*Supplied records:*

+++++

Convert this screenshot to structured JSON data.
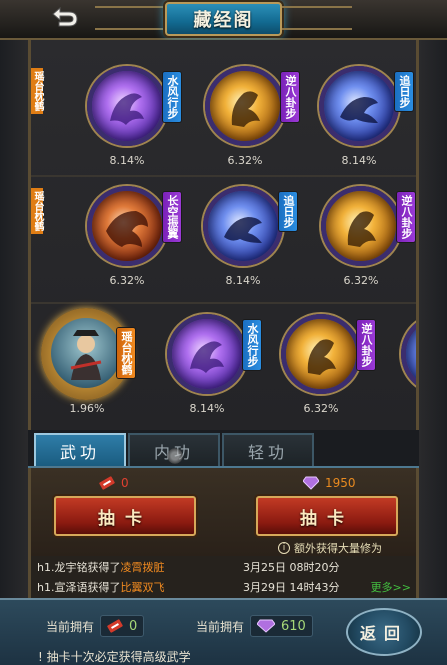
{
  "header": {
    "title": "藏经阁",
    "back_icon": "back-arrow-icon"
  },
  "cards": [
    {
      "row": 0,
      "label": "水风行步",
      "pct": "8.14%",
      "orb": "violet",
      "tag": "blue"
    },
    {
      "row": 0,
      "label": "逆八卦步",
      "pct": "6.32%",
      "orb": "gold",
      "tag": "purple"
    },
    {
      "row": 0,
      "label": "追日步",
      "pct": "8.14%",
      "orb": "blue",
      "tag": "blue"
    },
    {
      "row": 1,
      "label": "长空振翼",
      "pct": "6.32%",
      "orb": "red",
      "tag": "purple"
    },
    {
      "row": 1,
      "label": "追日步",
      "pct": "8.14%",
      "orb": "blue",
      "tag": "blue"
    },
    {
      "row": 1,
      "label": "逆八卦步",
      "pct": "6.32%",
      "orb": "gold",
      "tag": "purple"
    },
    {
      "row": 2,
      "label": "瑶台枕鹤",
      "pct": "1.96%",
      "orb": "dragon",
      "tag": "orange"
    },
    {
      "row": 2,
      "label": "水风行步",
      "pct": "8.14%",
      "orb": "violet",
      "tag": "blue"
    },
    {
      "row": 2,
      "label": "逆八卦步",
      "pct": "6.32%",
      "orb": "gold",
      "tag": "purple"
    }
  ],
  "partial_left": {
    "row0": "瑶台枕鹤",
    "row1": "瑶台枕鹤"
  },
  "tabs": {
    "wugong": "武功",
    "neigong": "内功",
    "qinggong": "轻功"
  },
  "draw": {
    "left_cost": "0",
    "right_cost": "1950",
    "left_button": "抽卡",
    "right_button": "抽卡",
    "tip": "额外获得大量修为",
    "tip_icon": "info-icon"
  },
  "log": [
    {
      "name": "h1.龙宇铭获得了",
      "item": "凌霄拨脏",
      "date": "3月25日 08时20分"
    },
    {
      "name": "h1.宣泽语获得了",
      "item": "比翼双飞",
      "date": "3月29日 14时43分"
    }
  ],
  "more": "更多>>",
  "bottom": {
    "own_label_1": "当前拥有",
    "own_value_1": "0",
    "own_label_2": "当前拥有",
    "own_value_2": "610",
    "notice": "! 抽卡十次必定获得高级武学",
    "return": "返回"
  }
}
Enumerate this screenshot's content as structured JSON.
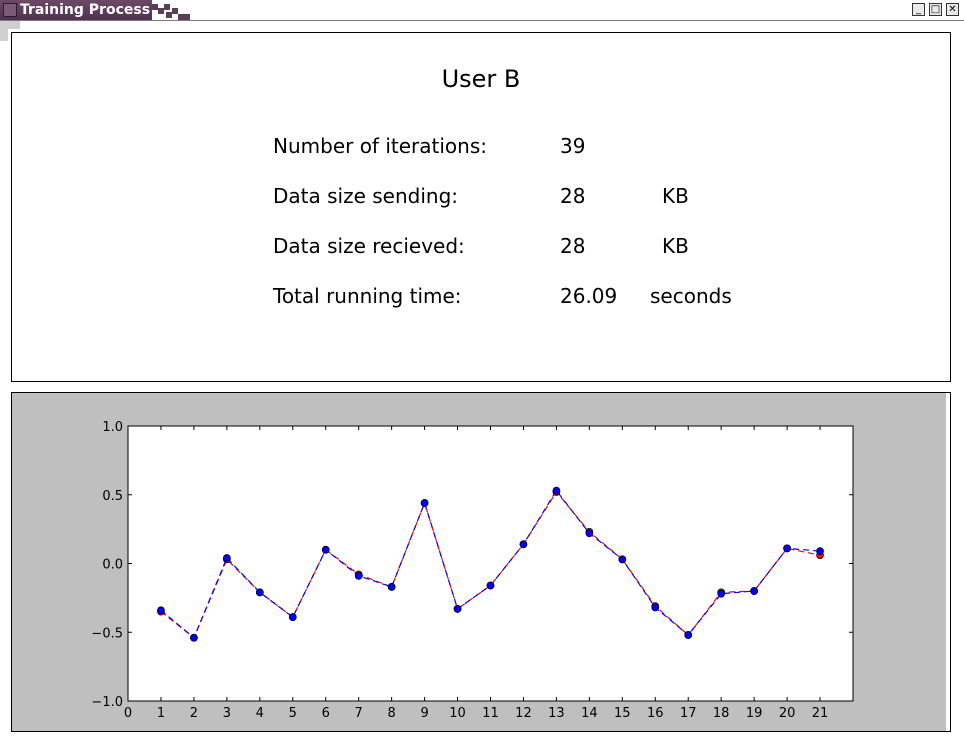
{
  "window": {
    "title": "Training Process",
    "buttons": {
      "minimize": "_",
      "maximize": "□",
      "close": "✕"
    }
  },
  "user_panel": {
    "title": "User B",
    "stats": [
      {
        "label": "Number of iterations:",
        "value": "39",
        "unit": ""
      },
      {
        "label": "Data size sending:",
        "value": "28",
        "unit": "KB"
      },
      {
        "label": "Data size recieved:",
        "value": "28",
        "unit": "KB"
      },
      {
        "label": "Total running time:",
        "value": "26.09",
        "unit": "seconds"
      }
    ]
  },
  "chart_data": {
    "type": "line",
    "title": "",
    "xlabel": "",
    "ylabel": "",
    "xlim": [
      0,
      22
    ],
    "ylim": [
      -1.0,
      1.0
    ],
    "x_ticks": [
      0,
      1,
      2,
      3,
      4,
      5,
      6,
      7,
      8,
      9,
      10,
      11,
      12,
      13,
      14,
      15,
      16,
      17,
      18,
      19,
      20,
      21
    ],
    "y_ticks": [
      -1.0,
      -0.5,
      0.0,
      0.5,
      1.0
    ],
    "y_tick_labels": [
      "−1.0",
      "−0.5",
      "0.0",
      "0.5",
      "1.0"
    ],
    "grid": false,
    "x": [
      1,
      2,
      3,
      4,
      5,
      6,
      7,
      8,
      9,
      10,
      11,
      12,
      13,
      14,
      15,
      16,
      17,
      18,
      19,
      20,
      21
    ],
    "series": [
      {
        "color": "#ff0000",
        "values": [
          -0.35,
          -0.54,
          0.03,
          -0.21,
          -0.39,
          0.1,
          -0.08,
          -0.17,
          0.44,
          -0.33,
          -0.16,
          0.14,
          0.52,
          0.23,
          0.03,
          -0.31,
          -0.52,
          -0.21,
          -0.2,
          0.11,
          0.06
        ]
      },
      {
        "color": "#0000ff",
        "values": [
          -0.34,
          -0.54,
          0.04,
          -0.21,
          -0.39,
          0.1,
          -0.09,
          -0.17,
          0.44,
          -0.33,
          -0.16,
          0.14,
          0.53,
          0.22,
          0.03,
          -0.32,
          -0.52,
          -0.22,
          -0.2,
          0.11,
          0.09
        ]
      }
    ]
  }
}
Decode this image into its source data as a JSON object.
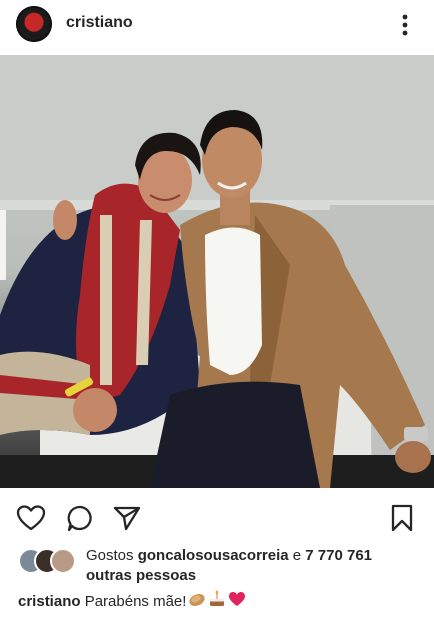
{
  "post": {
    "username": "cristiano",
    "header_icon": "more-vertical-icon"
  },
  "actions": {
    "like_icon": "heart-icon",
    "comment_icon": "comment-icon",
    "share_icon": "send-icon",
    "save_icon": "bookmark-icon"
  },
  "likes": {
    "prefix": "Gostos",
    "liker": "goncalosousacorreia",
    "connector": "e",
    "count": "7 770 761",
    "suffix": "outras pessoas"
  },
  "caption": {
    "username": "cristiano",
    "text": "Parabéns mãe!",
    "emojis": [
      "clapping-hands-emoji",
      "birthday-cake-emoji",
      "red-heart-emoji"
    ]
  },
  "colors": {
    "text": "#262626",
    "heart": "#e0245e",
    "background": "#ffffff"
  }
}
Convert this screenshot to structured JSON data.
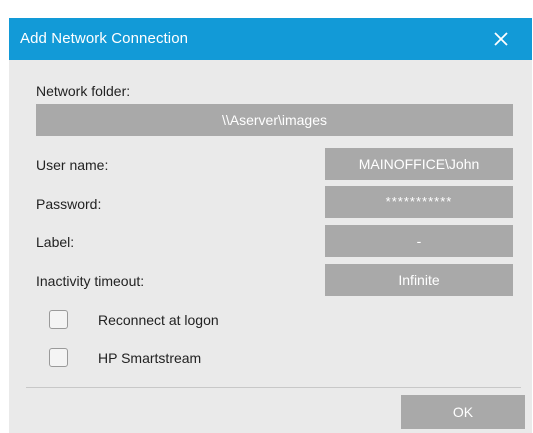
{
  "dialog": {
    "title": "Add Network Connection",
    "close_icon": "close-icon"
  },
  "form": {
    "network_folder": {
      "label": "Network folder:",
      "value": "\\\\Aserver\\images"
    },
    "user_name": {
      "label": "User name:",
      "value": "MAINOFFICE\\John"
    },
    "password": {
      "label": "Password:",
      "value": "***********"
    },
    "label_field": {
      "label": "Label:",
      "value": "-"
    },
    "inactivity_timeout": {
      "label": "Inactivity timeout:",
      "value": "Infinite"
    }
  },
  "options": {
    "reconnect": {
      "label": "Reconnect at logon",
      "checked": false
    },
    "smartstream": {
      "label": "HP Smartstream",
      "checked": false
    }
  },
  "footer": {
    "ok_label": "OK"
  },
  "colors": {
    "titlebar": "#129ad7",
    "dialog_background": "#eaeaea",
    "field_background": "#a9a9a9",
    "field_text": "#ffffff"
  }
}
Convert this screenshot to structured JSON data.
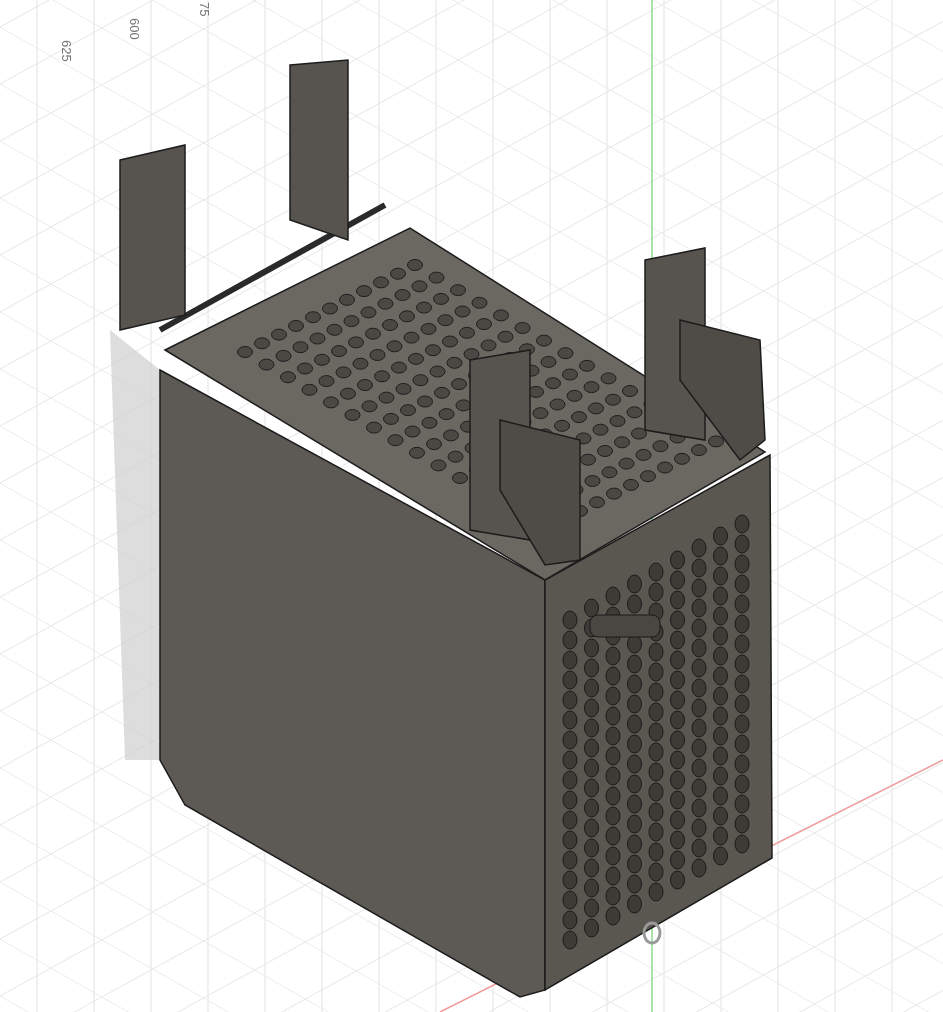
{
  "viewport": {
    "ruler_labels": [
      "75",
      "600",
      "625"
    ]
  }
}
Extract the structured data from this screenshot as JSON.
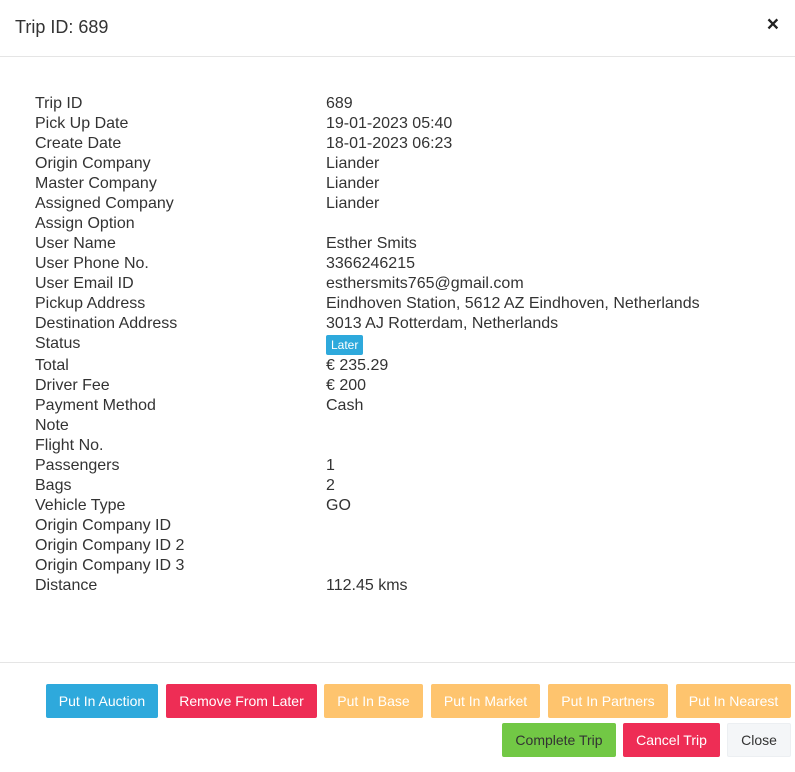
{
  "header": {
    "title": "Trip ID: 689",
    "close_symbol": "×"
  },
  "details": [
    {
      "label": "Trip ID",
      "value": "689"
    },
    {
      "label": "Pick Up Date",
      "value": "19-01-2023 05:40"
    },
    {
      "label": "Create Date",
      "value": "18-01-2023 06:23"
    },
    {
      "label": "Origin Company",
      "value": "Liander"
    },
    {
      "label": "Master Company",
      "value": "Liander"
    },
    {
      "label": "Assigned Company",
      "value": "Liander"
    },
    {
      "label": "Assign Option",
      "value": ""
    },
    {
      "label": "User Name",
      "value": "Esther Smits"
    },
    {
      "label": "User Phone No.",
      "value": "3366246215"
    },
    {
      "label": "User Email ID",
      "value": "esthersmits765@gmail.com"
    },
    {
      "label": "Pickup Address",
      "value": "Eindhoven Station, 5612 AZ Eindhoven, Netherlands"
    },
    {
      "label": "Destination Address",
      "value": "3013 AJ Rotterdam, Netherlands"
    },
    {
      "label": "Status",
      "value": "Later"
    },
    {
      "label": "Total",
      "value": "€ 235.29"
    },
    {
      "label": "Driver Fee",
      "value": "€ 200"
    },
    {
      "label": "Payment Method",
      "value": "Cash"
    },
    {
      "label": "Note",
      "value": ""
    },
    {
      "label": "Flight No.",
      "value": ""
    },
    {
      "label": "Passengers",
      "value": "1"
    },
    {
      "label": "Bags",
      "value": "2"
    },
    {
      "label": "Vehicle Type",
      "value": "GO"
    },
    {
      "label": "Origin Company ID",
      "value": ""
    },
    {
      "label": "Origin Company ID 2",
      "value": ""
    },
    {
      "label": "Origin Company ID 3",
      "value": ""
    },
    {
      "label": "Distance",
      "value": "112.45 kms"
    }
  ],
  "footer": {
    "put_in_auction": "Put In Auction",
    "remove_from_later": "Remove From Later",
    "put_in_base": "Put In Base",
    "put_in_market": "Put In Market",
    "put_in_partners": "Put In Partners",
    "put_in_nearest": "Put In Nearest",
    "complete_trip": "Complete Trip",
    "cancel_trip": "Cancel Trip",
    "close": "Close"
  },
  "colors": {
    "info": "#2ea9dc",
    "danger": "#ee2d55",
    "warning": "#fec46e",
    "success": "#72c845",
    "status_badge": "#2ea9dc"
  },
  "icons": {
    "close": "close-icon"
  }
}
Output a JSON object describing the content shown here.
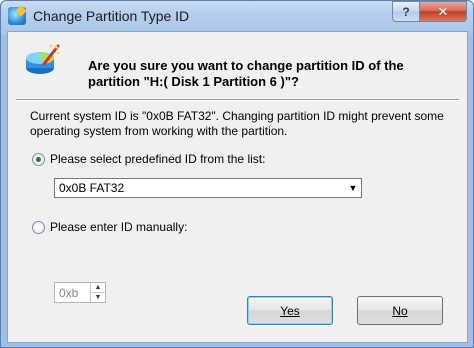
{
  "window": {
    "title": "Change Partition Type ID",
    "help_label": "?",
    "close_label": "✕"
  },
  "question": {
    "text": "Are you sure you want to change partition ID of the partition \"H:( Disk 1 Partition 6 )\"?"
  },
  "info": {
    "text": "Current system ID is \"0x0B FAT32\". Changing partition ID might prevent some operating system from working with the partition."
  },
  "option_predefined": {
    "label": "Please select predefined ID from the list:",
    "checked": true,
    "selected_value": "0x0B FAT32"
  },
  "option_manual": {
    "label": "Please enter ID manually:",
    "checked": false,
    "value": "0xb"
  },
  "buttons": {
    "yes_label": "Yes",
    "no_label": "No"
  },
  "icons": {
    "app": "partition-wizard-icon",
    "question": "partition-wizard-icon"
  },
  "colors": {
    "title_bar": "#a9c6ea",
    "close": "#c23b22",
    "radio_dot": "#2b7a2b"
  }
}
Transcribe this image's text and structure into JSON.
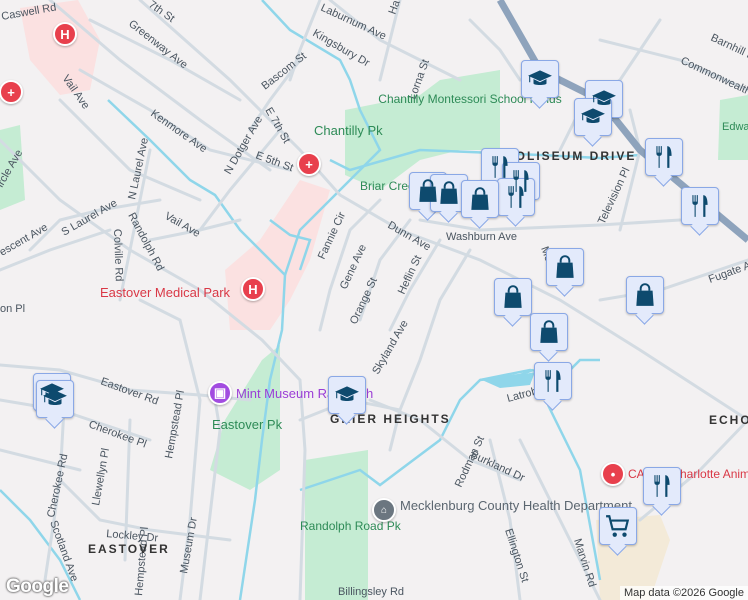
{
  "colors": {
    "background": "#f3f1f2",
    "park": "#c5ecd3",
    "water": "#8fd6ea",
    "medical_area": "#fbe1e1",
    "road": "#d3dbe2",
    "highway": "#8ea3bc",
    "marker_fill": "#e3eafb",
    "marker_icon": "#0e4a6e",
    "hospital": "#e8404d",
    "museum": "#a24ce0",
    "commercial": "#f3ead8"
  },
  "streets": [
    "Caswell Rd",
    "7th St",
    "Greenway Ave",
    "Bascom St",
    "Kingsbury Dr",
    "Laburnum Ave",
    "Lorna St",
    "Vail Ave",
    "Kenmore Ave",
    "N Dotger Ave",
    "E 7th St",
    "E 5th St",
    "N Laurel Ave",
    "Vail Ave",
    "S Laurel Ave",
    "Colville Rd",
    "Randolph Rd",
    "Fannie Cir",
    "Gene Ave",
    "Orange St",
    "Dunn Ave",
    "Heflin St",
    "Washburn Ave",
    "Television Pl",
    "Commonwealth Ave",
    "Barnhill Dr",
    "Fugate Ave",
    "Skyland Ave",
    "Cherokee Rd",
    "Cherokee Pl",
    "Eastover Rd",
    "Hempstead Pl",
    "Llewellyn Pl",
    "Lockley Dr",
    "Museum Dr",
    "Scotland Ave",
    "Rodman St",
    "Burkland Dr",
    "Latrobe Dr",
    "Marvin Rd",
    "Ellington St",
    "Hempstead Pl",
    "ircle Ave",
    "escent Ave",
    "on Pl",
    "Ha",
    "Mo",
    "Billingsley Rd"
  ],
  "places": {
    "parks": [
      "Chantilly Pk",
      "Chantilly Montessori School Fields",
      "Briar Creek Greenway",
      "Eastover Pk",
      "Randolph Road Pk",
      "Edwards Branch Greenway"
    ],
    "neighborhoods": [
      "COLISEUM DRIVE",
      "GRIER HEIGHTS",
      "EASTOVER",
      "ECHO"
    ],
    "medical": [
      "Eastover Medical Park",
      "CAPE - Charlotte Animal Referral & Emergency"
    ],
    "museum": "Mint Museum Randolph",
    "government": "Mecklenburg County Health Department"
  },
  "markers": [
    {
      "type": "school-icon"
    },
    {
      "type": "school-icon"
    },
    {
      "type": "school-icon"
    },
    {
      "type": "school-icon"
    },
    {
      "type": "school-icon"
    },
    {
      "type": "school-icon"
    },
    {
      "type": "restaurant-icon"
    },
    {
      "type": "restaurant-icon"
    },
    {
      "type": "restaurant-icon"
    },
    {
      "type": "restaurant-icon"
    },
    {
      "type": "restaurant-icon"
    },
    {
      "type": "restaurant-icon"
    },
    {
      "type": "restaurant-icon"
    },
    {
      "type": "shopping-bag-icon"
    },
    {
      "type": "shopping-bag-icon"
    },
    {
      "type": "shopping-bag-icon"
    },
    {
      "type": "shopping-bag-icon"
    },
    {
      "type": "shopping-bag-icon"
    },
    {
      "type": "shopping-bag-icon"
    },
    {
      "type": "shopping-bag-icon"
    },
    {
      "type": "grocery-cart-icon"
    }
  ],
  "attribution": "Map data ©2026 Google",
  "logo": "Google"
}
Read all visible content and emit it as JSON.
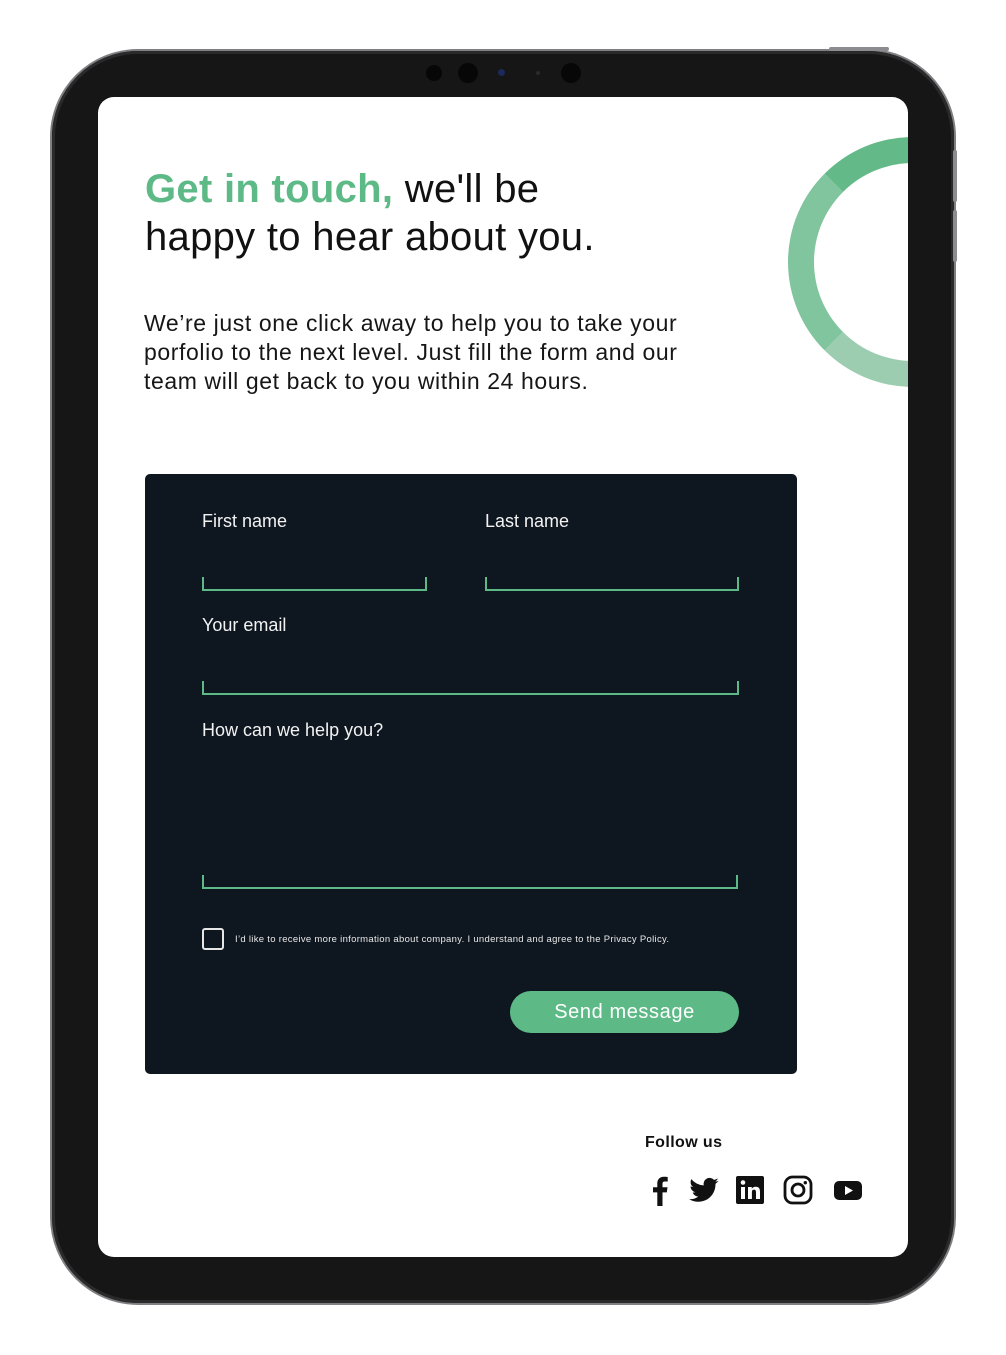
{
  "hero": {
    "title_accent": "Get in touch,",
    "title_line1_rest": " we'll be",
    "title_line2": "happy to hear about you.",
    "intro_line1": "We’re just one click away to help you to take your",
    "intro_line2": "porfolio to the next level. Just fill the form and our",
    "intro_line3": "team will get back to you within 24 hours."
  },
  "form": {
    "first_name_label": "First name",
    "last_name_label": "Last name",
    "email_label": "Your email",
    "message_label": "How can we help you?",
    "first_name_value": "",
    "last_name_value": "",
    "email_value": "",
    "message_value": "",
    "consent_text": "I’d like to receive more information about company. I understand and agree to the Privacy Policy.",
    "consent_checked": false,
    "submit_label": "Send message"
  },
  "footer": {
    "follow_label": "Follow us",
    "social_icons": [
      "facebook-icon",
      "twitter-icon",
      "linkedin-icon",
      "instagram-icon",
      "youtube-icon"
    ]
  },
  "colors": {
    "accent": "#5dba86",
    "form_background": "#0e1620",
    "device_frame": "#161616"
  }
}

+++++

Copy every line of the entries above in which "Total" occurs.

*Solved exercise:*
        "label": "Total running time:",
      "label": "Total",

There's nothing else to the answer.